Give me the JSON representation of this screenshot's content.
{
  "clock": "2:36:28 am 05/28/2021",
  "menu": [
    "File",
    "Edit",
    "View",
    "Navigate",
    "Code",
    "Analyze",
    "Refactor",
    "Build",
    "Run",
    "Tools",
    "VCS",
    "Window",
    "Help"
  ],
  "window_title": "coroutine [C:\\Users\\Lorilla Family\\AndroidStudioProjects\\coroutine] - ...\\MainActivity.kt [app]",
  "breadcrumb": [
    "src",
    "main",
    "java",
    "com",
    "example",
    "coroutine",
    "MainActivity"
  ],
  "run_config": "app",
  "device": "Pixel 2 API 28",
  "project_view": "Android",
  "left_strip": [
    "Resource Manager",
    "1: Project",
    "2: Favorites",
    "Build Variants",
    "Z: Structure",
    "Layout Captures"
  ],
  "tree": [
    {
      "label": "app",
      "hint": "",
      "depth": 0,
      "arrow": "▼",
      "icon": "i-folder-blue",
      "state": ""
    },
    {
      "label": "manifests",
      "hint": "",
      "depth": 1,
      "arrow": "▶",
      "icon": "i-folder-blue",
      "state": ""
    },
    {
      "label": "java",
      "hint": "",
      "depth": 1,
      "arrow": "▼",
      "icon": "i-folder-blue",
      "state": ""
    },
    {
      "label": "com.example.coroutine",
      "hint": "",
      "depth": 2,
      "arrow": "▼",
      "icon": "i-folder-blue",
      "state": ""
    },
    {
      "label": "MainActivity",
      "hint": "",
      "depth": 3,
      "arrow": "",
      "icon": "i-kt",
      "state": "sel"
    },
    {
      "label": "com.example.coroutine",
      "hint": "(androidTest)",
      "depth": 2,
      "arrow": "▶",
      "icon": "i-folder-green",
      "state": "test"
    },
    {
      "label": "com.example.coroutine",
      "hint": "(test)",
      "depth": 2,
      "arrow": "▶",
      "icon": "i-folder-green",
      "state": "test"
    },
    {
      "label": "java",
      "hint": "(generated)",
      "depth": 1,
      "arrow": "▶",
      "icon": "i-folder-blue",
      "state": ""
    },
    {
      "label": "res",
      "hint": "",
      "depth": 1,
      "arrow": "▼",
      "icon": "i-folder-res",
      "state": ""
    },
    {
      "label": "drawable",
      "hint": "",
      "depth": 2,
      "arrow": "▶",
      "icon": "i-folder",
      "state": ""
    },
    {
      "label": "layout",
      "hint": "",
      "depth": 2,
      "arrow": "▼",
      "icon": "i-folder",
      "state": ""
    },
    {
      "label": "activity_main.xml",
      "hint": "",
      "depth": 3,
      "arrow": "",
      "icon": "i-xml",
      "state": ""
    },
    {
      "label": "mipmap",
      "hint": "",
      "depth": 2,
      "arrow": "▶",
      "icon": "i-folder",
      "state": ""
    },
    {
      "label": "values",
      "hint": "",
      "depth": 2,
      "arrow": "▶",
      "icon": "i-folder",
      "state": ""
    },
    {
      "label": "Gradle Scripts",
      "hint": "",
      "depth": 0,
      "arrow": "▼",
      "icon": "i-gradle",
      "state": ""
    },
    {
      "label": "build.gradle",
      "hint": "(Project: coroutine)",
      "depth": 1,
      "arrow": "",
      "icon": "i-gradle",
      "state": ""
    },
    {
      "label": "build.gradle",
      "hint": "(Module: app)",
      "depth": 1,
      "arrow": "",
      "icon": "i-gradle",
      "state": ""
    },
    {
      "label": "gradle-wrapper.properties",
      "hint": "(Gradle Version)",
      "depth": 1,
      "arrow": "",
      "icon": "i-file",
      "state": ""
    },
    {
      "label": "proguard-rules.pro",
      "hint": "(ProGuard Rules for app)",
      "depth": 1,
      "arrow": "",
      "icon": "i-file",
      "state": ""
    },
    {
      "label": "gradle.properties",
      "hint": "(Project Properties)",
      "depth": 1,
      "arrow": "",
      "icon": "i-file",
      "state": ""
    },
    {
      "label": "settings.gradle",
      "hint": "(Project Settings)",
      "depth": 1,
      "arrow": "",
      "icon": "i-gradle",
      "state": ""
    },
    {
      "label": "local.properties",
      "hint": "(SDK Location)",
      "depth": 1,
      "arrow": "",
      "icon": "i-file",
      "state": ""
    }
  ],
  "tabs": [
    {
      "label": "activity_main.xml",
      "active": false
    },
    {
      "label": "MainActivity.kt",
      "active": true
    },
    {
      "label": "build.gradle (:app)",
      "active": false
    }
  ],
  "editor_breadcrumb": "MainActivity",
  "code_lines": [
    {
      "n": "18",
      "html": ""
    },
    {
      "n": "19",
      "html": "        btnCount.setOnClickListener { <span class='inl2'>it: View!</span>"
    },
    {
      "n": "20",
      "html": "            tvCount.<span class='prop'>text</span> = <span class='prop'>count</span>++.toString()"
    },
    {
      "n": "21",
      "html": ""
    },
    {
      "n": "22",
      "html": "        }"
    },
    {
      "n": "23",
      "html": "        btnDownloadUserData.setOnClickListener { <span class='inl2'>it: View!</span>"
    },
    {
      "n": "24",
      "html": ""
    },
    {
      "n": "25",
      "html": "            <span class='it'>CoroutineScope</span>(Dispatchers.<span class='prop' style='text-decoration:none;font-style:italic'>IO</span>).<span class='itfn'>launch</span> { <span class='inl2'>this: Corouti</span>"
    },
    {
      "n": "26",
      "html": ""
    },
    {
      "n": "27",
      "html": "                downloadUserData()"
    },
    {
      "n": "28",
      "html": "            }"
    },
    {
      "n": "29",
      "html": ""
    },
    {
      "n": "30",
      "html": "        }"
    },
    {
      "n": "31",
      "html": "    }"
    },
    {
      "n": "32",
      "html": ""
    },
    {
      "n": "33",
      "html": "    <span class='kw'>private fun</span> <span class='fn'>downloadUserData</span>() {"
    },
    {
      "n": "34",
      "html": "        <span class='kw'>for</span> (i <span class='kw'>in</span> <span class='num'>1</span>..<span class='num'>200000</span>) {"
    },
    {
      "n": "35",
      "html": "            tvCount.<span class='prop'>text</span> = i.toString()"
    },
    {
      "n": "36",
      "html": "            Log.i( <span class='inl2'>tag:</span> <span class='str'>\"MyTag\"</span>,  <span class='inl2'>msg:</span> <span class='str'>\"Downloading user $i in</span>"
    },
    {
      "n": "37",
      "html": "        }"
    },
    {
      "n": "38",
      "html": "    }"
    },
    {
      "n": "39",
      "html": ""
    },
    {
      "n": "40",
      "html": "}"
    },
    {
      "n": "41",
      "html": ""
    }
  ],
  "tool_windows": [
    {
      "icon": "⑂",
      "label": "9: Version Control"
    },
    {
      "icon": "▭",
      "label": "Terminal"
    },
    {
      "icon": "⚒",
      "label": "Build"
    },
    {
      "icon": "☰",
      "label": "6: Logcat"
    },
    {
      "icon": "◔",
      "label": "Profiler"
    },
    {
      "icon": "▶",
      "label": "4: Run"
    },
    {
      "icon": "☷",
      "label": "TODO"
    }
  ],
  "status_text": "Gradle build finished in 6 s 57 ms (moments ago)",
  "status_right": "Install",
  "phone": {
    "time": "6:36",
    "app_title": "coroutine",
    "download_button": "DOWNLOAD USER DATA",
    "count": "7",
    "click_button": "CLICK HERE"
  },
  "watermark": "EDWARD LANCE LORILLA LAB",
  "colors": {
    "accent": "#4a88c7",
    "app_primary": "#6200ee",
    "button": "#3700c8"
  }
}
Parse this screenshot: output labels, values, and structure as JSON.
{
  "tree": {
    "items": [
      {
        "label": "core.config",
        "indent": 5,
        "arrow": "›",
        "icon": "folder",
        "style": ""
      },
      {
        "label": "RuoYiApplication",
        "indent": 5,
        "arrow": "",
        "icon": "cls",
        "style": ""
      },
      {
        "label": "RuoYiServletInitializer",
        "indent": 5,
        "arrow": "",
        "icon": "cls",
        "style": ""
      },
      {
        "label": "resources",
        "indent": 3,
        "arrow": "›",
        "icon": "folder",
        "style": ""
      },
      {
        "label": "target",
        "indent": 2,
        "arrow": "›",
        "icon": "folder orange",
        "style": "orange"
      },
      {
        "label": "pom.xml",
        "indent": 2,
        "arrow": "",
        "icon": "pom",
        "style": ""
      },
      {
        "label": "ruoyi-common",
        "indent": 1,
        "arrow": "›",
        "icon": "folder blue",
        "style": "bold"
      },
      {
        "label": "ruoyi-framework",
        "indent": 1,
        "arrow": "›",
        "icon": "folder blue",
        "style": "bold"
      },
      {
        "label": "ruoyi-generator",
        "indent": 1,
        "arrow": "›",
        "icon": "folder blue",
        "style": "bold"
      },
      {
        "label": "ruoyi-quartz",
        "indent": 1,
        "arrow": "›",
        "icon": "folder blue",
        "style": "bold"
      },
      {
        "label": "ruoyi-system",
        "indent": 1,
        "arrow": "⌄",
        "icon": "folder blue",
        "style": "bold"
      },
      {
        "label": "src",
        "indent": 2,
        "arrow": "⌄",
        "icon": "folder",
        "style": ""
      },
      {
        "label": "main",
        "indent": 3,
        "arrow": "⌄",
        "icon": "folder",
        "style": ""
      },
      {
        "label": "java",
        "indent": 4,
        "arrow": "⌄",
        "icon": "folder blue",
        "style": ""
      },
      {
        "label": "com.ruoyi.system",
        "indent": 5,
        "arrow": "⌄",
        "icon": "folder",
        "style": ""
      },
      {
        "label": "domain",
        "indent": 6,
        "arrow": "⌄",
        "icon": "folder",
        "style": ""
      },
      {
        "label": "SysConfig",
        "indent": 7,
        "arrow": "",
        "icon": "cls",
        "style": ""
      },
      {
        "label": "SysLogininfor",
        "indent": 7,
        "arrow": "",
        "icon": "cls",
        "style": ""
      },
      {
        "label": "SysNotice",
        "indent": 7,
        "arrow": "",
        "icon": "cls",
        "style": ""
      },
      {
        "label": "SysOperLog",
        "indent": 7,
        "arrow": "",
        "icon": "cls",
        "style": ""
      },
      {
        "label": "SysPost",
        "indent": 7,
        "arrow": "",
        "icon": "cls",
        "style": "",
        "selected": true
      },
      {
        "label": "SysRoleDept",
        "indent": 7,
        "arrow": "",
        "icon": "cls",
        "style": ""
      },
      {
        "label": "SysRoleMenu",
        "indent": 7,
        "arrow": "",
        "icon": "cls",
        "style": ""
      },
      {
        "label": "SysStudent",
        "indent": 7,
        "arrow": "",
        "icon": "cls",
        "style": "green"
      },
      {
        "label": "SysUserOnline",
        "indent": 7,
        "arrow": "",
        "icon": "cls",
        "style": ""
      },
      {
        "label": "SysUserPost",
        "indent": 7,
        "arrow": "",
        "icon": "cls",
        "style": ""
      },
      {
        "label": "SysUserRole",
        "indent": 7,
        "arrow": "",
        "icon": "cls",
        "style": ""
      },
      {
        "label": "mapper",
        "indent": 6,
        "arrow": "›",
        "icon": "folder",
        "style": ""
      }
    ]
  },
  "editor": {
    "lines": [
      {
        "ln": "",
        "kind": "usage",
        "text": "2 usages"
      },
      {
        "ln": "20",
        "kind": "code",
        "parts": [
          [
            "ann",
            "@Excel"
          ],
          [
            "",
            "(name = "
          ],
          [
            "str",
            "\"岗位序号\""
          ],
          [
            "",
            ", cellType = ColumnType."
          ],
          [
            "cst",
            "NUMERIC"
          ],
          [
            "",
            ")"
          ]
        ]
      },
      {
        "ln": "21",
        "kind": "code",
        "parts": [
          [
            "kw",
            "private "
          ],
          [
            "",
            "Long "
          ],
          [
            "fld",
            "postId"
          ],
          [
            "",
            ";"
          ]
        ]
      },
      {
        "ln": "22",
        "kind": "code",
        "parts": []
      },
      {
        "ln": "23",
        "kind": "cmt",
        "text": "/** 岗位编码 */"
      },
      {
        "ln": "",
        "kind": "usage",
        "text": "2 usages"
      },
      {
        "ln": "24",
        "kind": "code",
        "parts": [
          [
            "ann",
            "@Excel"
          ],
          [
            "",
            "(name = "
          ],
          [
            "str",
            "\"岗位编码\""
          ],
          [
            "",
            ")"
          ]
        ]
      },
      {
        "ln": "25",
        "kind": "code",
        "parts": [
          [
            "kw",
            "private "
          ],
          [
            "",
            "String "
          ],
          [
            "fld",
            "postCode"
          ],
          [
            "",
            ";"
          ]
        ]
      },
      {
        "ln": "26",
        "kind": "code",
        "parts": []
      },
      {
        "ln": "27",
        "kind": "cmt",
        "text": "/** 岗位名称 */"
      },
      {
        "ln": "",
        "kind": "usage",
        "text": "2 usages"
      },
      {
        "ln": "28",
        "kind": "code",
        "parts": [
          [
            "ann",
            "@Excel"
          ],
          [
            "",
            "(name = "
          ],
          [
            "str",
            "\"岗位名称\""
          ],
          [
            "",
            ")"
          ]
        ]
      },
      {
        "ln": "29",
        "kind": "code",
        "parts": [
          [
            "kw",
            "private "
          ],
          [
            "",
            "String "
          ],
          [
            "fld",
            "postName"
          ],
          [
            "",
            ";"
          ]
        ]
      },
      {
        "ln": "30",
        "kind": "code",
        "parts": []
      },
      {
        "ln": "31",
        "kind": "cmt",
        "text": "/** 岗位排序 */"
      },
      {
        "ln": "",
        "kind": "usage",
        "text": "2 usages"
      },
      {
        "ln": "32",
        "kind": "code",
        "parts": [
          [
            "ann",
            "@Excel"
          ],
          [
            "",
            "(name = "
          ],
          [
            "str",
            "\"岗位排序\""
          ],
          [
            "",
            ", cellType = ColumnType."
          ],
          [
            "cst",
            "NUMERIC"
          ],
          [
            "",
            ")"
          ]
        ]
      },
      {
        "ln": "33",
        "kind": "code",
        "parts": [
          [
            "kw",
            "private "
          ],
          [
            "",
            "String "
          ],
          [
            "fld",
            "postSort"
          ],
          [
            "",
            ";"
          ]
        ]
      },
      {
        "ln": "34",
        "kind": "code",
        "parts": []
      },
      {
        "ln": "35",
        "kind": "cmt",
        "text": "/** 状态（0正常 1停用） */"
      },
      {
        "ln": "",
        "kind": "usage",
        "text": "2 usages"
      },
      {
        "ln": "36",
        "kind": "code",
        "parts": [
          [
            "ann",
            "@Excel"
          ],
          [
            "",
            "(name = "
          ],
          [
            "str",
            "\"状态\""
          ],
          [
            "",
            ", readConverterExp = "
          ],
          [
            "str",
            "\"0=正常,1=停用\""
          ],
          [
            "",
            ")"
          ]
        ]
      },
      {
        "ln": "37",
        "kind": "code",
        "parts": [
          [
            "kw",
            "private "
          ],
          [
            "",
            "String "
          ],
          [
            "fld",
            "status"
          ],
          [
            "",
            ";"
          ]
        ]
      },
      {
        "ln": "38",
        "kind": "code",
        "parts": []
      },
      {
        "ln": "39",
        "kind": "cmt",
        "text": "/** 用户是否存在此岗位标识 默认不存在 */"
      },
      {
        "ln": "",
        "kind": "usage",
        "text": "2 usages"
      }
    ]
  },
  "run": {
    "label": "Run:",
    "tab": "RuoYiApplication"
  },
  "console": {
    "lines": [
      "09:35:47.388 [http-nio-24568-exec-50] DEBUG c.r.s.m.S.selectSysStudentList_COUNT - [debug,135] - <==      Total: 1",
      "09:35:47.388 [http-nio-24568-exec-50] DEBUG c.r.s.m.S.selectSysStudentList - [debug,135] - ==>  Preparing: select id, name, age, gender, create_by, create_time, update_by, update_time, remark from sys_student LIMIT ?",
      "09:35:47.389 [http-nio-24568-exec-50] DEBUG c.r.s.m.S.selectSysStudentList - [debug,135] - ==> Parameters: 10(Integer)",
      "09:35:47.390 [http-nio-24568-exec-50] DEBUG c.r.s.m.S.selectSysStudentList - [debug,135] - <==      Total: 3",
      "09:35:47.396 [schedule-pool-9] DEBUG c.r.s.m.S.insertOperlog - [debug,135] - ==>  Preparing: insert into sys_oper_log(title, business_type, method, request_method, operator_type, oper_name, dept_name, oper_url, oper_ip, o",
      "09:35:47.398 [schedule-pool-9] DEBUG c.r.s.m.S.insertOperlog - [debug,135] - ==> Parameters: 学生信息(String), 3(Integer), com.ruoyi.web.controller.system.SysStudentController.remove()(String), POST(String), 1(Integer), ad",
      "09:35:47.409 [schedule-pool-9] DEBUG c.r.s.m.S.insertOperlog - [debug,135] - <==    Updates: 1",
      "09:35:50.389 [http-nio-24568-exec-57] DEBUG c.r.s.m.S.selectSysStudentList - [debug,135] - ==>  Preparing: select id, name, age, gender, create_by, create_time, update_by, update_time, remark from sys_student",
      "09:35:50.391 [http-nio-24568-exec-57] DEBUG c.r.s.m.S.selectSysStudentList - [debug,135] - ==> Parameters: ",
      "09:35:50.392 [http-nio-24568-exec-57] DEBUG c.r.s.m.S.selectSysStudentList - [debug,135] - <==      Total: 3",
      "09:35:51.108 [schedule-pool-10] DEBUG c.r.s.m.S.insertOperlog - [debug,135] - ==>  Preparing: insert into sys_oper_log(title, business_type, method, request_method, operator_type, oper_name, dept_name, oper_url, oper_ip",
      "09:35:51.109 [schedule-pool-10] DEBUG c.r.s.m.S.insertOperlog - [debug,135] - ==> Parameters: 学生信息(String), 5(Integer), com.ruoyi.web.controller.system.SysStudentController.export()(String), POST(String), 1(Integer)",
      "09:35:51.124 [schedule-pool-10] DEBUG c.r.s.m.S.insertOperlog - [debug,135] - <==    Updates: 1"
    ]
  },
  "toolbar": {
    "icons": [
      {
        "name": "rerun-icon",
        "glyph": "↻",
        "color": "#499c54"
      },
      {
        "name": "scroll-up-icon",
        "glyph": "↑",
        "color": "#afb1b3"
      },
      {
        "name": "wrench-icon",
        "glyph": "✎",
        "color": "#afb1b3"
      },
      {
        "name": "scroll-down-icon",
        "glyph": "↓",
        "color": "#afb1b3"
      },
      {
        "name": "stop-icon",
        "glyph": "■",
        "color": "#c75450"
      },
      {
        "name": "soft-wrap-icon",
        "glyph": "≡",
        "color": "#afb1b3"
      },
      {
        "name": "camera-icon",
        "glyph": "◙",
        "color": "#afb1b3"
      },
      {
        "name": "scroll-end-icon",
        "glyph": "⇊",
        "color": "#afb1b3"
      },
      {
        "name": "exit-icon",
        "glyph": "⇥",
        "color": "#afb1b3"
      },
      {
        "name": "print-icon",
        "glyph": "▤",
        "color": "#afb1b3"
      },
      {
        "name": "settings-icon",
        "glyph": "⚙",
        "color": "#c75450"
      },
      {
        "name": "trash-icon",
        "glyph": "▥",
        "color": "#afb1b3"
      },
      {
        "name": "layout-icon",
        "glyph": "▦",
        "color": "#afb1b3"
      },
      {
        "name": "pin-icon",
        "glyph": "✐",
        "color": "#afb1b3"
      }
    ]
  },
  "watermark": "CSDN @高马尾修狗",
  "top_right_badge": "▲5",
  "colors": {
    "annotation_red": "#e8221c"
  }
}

▸ **Problem to work on**
Search the data for the string "Total". List each line that has it.

▸ **Worked solution**
      "09:35:47.388 [http-nio-24568-exec-50] DEBUG c.r.s.m.S.selectSysStudentList_COUNT - [debug,135] - <==      Total: 1",
      "09:35:47.390 [http-nio-24568-exec-50] DEBUG c.r.s.m.S.selectSysStudentList - [debug,135] - <==      Total: 3",
      "09:35:50.392 [http-nio-24568-exec-57] DEBUG c.r.s.m.S.selectSysStudentList - [debug,135] - <==      Total: 3",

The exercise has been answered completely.